**Task to complete**
Every entry below should be transcribed exactly; pictures stay out of the copy.

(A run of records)
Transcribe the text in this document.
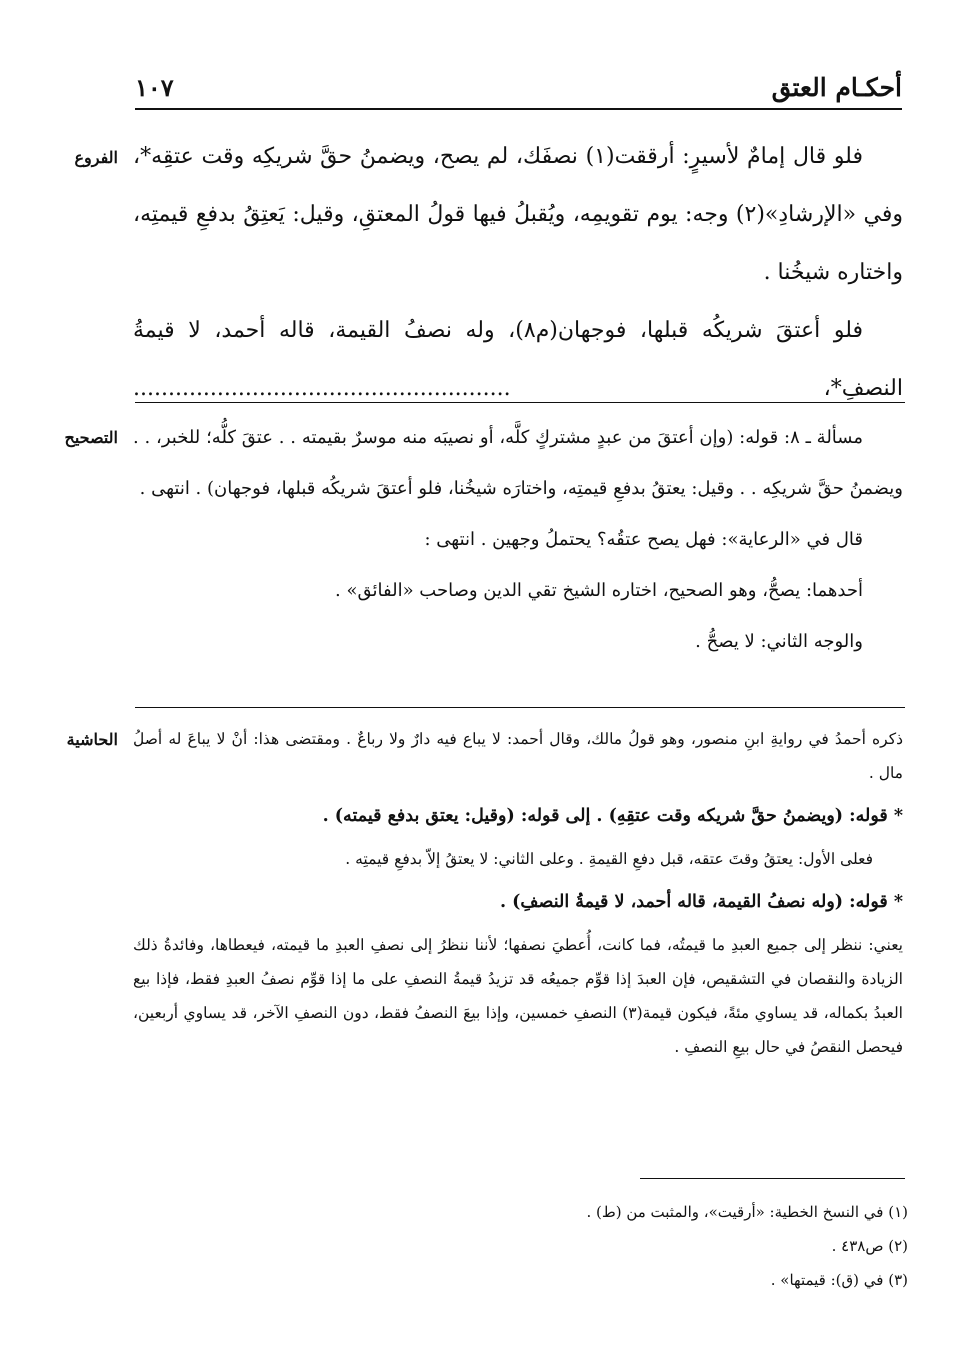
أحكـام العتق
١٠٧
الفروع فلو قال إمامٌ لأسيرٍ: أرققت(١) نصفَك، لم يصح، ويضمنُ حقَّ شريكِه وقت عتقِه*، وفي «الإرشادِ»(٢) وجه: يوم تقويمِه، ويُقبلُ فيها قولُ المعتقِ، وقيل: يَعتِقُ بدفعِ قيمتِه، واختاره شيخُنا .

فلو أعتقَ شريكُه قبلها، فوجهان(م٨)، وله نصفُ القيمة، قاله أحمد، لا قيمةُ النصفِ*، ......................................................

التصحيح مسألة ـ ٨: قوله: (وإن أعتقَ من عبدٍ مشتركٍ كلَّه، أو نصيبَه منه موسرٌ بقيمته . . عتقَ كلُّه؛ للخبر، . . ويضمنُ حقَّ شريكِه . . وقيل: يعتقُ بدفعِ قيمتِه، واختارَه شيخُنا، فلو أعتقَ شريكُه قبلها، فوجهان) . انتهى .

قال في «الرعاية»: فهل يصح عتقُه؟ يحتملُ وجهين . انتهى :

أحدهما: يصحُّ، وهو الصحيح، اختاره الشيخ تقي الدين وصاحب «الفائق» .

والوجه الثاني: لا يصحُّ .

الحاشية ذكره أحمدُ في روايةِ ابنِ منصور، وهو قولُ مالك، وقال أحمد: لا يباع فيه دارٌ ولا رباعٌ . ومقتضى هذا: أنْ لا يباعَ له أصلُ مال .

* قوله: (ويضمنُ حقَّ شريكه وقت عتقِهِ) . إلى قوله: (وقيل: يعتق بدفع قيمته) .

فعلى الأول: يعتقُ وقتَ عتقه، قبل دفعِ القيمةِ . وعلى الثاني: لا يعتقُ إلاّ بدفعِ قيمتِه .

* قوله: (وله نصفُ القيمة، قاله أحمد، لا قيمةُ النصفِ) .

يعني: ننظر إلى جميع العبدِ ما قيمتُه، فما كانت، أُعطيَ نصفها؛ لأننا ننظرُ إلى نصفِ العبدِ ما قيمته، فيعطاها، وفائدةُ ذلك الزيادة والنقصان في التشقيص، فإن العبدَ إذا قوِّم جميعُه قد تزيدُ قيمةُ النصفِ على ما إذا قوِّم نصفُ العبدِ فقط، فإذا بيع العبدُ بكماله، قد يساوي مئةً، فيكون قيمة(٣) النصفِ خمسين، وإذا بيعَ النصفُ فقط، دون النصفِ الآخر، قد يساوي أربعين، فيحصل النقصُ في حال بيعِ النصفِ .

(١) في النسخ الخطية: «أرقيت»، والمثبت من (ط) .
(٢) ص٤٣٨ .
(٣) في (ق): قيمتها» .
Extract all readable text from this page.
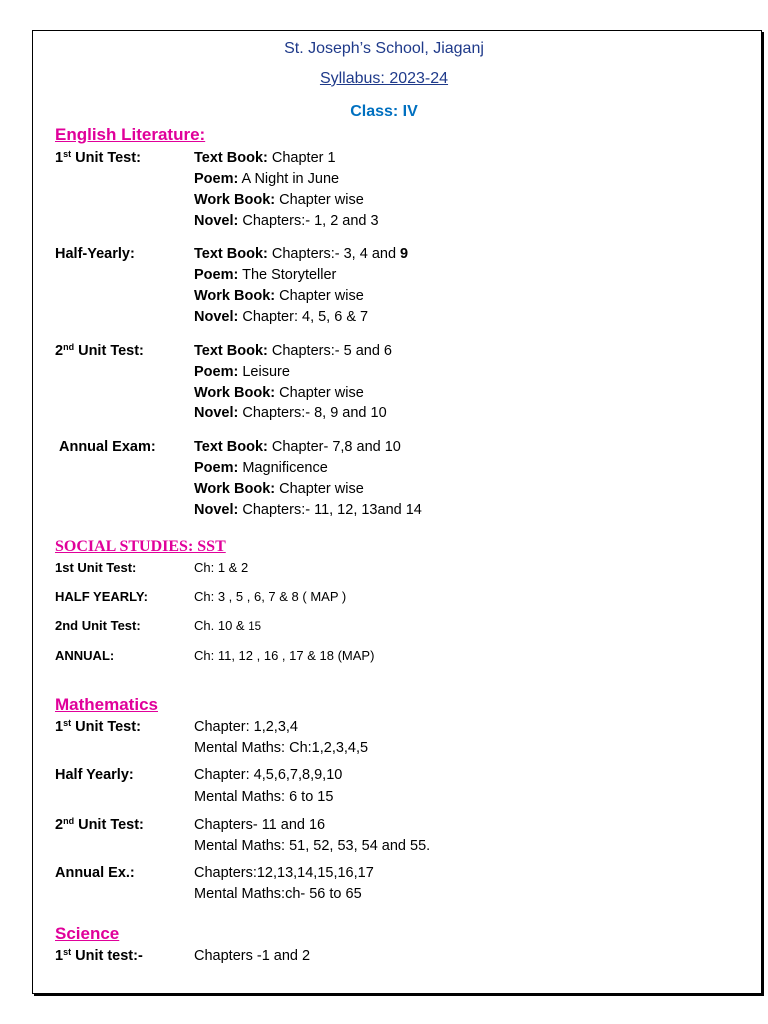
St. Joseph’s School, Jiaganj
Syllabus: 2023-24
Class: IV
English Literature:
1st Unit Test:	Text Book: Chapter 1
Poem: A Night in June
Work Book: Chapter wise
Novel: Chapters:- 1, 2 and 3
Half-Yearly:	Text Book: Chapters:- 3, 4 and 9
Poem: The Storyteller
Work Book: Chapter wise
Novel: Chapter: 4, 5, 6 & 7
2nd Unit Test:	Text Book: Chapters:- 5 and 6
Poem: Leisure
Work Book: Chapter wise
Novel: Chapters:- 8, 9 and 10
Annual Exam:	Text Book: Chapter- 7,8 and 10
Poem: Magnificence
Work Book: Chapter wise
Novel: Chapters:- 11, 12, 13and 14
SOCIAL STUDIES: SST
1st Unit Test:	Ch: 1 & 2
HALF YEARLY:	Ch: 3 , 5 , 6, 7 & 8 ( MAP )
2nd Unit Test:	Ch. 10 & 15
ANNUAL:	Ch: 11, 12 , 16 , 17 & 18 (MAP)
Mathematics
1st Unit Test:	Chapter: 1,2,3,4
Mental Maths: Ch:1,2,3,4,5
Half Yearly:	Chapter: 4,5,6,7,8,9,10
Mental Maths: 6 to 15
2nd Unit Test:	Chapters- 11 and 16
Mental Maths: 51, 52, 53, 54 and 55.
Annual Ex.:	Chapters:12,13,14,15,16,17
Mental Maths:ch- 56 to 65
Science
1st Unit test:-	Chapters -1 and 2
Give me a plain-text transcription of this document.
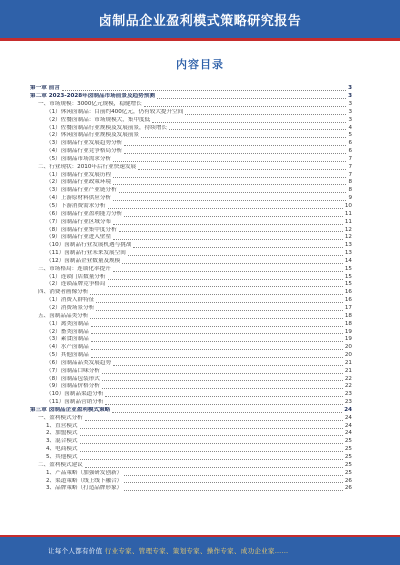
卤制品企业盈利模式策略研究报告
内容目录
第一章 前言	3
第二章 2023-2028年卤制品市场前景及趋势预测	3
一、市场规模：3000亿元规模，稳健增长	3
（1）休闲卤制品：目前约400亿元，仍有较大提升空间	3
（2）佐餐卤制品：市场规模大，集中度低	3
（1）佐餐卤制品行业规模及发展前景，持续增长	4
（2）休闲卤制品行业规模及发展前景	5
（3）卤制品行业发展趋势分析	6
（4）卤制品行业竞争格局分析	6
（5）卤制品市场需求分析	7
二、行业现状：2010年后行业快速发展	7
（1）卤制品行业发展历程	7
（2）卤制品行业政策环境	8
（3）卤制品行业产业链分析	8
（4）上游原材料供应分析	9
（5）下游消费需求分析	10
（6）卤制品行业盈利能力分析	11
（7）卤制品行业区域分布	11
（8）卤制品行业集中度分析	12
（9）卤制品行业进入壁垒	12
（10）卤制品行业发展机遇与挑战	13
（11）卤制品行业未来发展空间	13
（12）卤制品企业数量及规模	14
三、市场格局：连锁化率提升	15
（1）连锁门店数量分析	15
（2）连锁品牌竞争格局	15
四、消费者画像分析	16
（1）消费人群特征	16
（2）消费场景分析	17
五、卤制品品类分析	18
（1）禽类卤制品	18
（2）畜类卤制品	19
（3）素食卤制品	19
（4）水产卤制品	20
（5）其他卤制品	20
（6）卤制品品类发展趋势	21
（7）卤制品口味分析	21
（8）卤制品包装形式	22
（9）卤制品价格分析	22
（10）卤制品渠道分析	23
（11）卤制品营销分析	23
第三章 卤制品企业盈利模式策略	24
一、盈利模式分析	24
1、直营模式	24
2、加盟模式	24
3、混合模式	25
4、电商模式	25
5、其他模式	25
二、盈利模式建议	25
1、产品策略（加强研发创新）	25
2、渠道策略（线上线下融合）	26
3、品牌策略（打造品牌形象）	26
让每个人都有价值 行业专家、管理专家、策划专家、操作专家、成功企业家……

**Correct result**
Transcribe the text in this document.
أحكـام العتق
١٠٧
الفروع فلو قال إمامٌ لأسيرٍ: أرققت(١) نصفَك، لم يصح، ويضمنُ حقَّ شريكِه وقت عتقِه*، وفي «الإرشادِ»(٢) وجه: يوم تقويمِه، ويُقبلُ فيها قولُ المعتقِ، وقيل: يَعتِقُ بدفعِ قيمتِه، واختاره شيخُنا .

فلو أعتقَ شريكُه قبلها، فوجهان(م٨)، وله نصفُ القيمة، قاله أحمد، لا قيمةُ النصفِ*، ......................................................

التصحيح مسألة ـ ٨: قوله: (وإن أعتقَ من عبدٍ مشتركٍ كلَّه، أو نصيبَه منه موسرٌ بقيمته . . عتقَ كلُّه؛ للخبر، . . ويضمنُ حقَّ شريكِه . . وقيل: يعتقُ بدفعِ قيمتِه، واختارَه شيخُنا، فلو أعتقَ شريكُه قبلها، فوجهان) . انتهى .

قال في «الرعاية»: فهل يصح عتقُه؟ يحتملُ وجهين . انتهى :

أحدهما: يصحُّ، وهو الصحيح، اختاره الشيخ تقي الدين وصاحب «الفائق» .

والوجه الثاني: لا يصحُّ .

الحاشية ذكره أحمدُ في روايةِ ابنِ منصور، وهو قولُ مالك، وقال أحمد: لا يباع فيه دارٌ ولا رباعٌ . ومقتضى هذا: أنْ لا يباعَ له أصلُ مال .

* قوله: (ويضمنُ حقَّ شريكه وقت عتقِهِ) . إلى قوله: (وقيل: يعتق بدفع قيمته) .

فعلى الأول: يعتقُ وقتَ عتقه، قبل دفعِ القيمةِ . وعلى الثاني: لا يعتقُ إلاّ بدفعِ قيمتِه .

* قوله: (وله نصفُ القيمة، قاله أحمد، لا قيمةُ النصفِ) .

يعني: ننظر إلى جميع العبدِ ما قيمتُه، فما كانت، أُعطيَ نصفها؛ لأننا ننظرُ إلى نصفِ العبدِ ما قيمته، فيعطاها، وفائدةُ ذلك الزيادة والنقصان في التشقيص، فإن العبدَ إذا قوِّم جميعُه قد تزيدُ قيمةُ النصفِ على ما إذا قوِّم نصفُ العبدِ فقط، فإذا بيع العبدُ بكماله، قد يساوي مئةً، فيكون قيمة(٣) النصفِ خمسين، وإذا بيعَ النصفُ فقط، دون النصفِ الآخر، قد يساوي أربعين، فيحصل النقصُ في حال بيعِ النصفِ .

(١) في النسخ الخطية: «أرقيت»، والمثبت من (ط) .
(٢) ص٤٣٨ .
(٣) في (ق): قيمتها» .
Extract all readable text from this page.
St. Joseph’s School, Jiaganj
Syllabus: 2023-24
Class: IV
English Literature:
1st Unit Test:	Text Book: Chapter 1
Poem: A Night in June
Work Book: Chapter wise
Novel: Chapters:- 1, 2 and 3
Half-Yearly:	Text Book: Chapters:- 3, 4 and 9
Poem: The Storyteller
Work Book: Chapter wise
Novel: Chapter: 4, 5, 6 & 7
2nd Unit Test:	Text Book: Chapters:- 5 and 6
Poem: Leisure
Work Book: Chapter wise
Novel: Chapters:- 8, 9 and 10
Annual Exam:	Text Book: Chapter- 7,8 and 10
Poem: Magnificence
Work Book: Chapter wise
Novel: Chapters:- 11, 12, 13and 14
SOCIAL STUDIES: SST
1st Unit Test:	Ch: 1 & 2
HALF YEARLY:	Ch: 3 , 5 , 6, 7 & 8 ( MAP )
2nd Unit Test:	Ch. 10 & 15
ANNUAL:	Ch: 11, 12 , 16 , 17 & 18 (MAP)
Mathematics
1st Unit Test:	Chapter: 1,2,3,4
Mental Maths: Ch:1,2,3,4,5
Half Yearly:	Chapter: 4,5,6,7,8,9,10
Mental Maths: 6 to 15
2nd Unit Test:	Chapters- 11 and 16
Mental Maths: 51, 52, 53, 54 and 55.
Annual Ex.:	Chapters:12,13,14,15,16,17
Mental Maths:ch- 56 to 65
Science
1st Unit test:-	Chapters -1 and 2
Give me a plain-text transcription of this document.
卤制品企业盈利模式策略研究报告
内容目录
第一章 前言	3
第二章 2023-2028年卤制品市场前景及趋势预测	3
一、市场规模：3000亿元规模，稳健增长	3
（1）休闲卤制品：目前约400亿元，仍有较大提升空间	3
（2）佐餐卤制品：市场规模大，集中度低	3
（1）佐餐卤制品行业规模及发展前景，持续增长	4
（2）休闲卤制品行业规模及发展前景	5
（3）卤制品行业发展趋势分析	6
（4）卤制品行业竞争格局分析	6
（5）卤制品市场需求分析	7
二、行业现状：2010年后行业快速发展	7
（1）卤制品行业发展历程	7
（2）卤制品行业政策环境	8
（3）卤制品行业产业链分析	8
（4）上游原材料供应分析	9
（5）下游消费需求分析	10
（6）卤制品行业盈利能力分析	11
（7）卤制品行业区域分布	11
（8）卤制品行业集中度分析	12
（9）卤制品行业进入壁垒	12
（10）卤制品行业发展机遇与挑战	13
（11）卤制品行业未来发展空间	13
（12）卤制品企业数量及规模	14
三、市场格局：连锁化率提升	15
（1）连锁门店数量分析	15
（2）连锁品牌竞争格局	15
四、消费者画像分析	16
（1）消费人群特征	16
（2）消费场景分析	17
五、卤制品品类分析	18
（1）禽类卤制品	18
（2）畜类卤制品	19
（3）素食卤制品	19
（4）水产卤制品	20
（5）其他卤制品	20
（6）卤制品品类发展趋势	21
（7）卤制品口味分析	21
（8）卤制品包装形式	22
（9）卤制品价格分析	22
（10）卤制品渠道分析	23
（11）卤制品营销分析	23
第三章 卤制品企业盈利模式策略	24
一、盈利模式分析	24
1、直营模式	24
2、加盟模式	24
3、混合模式	25
4、电商模式	25
5、其他模式	25
二、盈利模式建议	25
1、产品策略（加强研发创新）	25
2、渠道策略（线上线下融合）	26
3、品牌策略（打造品牌形象）	26
让每个人都有价值 行业专家、管理专家、策划专家、操作专家、成功企业家……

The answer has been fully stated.